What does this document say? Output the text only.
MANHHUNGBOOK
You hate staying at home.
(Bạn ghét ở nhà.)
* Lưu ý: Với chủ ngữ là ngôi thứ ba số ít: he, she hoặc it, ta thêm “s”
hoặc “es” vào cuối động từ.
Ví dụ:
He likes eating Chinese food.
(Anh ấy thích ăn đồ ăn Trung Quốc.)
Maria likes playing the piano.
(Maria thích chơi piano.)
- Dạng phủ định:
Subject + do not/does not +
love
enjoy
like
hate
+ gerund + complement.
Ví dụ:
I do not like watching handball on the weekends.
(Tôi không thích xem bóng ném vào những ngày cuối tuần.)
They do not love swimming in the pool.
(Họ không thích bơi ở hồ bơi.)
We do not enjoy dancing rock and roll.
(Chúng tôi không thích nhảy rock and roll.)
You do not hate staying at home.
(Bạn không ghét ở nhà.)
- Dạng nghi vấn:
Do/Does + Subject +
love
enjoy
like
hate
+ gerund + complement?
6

■ Task brief
Count how many lines in the data above hold the string "complement", and give the number with no other words.

■ Problem solution
2